### ENUNCIADO ESCRITO 1
Traduza para o inglês esta frase do trecho sobre o blog Livros de Humanas: "A internet eleva ao máximo o potencial democrático da circulação do pensamento."

### TRECHO
Criado em 2009, o blog Livros de Humanas reunia mais de 2 mil
títulos acadêmicos para download gratuito. O site foi retirado do ar no fim de
maio, devido a uma ação judicial movida pela Associação Brasileira de Direitos
Reprográficos (ABDR), entidade que representa dezenas de editoras do país. No
texto abaixo, escritores e acadêmicos defendem o blog. Leia mais sobre a
polêmica no post abaixo.
*Por
Alexandre Nodari, Eduardo Sterzi, Eduardo Viveiros de Castro, Idelber Avelar,
Pablo Ortellado, Ricardo Lísias e Veronica Stigger
A liberdade de expressão
moderna é indissociável da invenção da imprensa, ou seja, da possibilidade de
reproduzir mecanicamente discursos e imagens, fazendo-os circular e durar para
além daquele que os concebeu. A própria formação da esfera pública, bem como do
ambiente de debate científico e universitário, está umbilicalmente conectada à
generalização do acesso aos bens culturais. Sem a disseminação da diversidade e
do confronto de opiniões e de teorias, a liberdade de expressão perde seu sopro
vital e se torna mero diálogo de surdos, quando não monólogo dos poderosos.
A internet eleva ao máximo o
potencial democrático da circulação do pensamento. E coloca, no centro do
debate contemporâneo, o conflito entre uma visão formal-patrimonialista e outra
material-comunitária da liberdade de expressão. Tal cisão, bem real, pareceria
manifestar-se no conflito entre direitos autorais e direito de acesso. Estes
não são, porém, necessariamente antagônicos, pois o prestígio moral e econômico
de um autor ou de uma obra está, em última análise, ligado à sua visibilidade.

### DADOS FORNECIDOS
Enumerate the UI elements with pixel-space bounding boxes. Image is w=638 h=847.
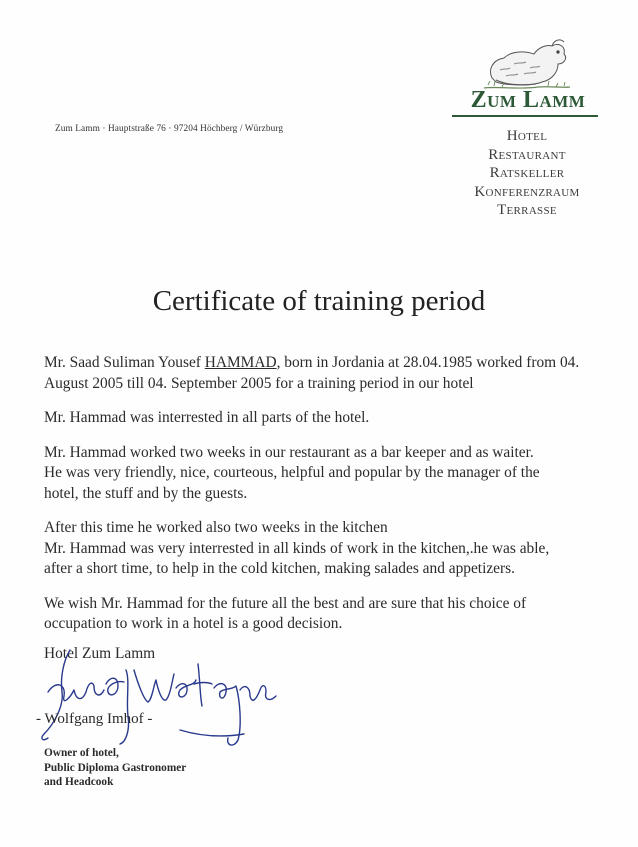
signer-name: - Wolfgang Imhof - xyxy=(36,711,153,727)
kitchen-line-3: after a short time, to help in the cold kitchen, making salades and appetizers. xyxy=(44,560,515,577)
intro-text-start: Mr. Saad Suliman Yousef xyxy=(44,354,205,371)
closing-hotel-name: Hotel Zum Lamm xyxy=(44,645,156,662)
restaurant-line-3: hotel, the stuff and by the guests. xyxy=(44,484,248,502)
paragraph-interest: Mr. Hammad was interrested in all parts of the hotel. xyxy=(44,409,370,426)
paragraph-restaurant xyxy=(44,443,624,505)
wishes-line-1: We wish Mr. Hammad for the future all the best and are sure that his choice of xyxy=(44,594,527,612)
document-title: Certificate of training period xyxy=(152,285,486,317)
brand-name: Zum Lamm xyxy=(470,87,586,113)
signer-role-line-1: Owner of hotel, xyxy=(44,747,119,759)
document-body xyxy=(44,353,624,649)
services-list xyxy=(452,127,602,220)
paragraph-wishes xyxy=(44,594,624,635)
service-hotel: Hotel xyxy=(506,128,548,144)
restaurant-line-1: Mr. Hammad worked two weeks in our restaurant as a bar keeper and as waiter. xyxy=(44,443,534,461)
lamb-icon xyxy=(478,30,574,94)
service-ratskeller: Ratskeller xyxy=(489,165,565,181)
kitchen-line-2: Mr. Hammad was very interrested in all kinds of work in the kitchen,.he was able, xyxy=(44,539,550,557)
signer-role-line-2: Public Diploma Gastronomer xyxy=(44,761,187,774)
service-restaurant: Restaurant xyxy=(488,146,566,163)
brand-underline xyxy=(452,115,598,117)
paragraph-intro xyxy=(44,353,624,394)
intro-text-end: , born in Jordania at 28.04.1985 worked from 04. August 2005 till 04. September 2005 for a training period in our hotel xyxy=(44,354,580,392)
service-konferenzraum: Konferenzraum xyxy=(474,183,580,200)
signer-role xyxy=(44,746,186,790)
sender-address: Zum Lamm · Hauptstraße 76 · 97204 Höchberg / Würzburg xyxy=(55,124,284,134)
signer-role-line-3: and Headcook xyxy=(44,776,114,788)
paragraph-kitchen xyxy=(44,518,624,580)
trainee-surname: HAMMAD xyxy=(204,354,277,371)
service-terrasse: Terrasse xyxy=(497,202,557,218)
wishes-line-2: occupation to work in a hotel is a good decision. xyxy=(44,615,343,632)
restaurant-line-2: He was very friendly, nice, courteous, helpful and popular by the manager of the xyxy=(44,464,540,481)
kitchen-line-1: After this time he worked also two weeks in the kitchen xyxy=(44,519,388,536)
handwritten-signature xyxy=(30,640,280,755)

### ENUNCIADO ESCRITO 2
Copie, por favor, dos registros tudo o que vai da linha que contém "signer-name: - Wolfgang" até a linha que contém "service-ratskeller: Ratskeller xyxy=(489,165,565,181)", incluindo as duas.

### RESPOSTA COMPLETA 1
The internet maximizes the democratic potential of the circulation of thought.

### RESPOSTA COMPLETA 2
signer-name: - Wolfgang Imhof - xyxy=(36,711,153,727)
kitchen-line-3: after a short time, to help in the cold kitchen, making salades and appetizers. xyxy=(44,560,515,577)
intro-text-start: Mr. Saad Suliman Yousef xyxy=(44,354,205,371)
closing-hotel-name: Hotel Zum Lamm xyxy=(44,645,156,662)
restaurant-line-3: hotel, the stuff and by the guests. xyxy=(44,484,248,502)
paragraph-interest: Mr. Hammad was interrested in all parts of the hotel. xyxy=(44,409,370,426)
paragraph-restaurant xyxy=(44,443,624,505)
wishes-line-1: We wish Mr. Hammad for the future all the best and are sure that his choice of xyxy=(44,594,527,612)
document-title: Certificate of training period xyxy=(152,285,486,317)
brand-name: Zum Lamm xyxy=(470,87,586,113)
signer-role-line-1: Owner of hotel, xyxy=(44,747,119,759)
document-body xyxy=(44,353,624,649)
services-list xyxy=(452,127,602,220)
paragraph-wishes xyxy=(44,594,624,635)
service-hotel: Hotel xyxy=(506,128,548,144)
restaurant-line-1: Mr. Hammad worked two weeks in our restaurant as a bar keeper and as waiter. xyxy=(44,443,534,461)
lamb-icon xyxy=(478,30,574,94)
service-ratskeller: Ratskeller xyxy=(489,165,565,181)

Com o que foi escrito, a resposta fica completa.